== Records supplied ==
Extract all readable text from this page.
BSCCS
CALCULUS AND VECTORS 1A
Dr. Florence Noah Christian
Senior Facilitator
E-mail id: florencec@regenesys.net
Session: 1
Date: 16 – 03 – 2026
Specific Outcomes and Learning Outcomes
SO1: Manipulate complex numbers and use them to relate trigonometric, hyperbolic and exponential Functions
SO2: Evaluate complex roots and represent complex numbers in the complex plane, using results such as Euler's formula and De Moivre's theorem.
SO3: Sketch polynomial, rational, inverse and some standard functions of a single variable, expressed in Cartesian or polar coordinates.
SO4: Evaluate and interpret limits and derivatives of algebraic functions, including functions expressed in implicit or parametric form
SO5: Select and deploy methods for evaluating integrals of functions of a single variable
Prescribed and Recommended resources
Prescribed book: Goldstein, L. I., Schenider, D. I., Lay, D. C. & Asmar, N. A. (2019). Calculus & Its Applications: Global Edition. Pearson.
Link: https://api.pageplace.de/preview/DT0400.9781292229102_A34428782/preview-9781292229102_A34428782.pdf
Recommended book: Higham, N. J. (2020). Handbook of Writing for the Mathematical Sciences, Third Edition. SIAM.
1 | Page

== Aim of the task ==
Wherever a line of the records above contains the string "numbers", copy that line out.

== Answer area ==
SO1: Manipulate complex numbers and use them to relate trigonometric, hyperbolic and exponential Functions
SO2: Evaluate complex roots and represent complex numbers in the complex plane, using results such as Euler's formula and De Moivre's theorem.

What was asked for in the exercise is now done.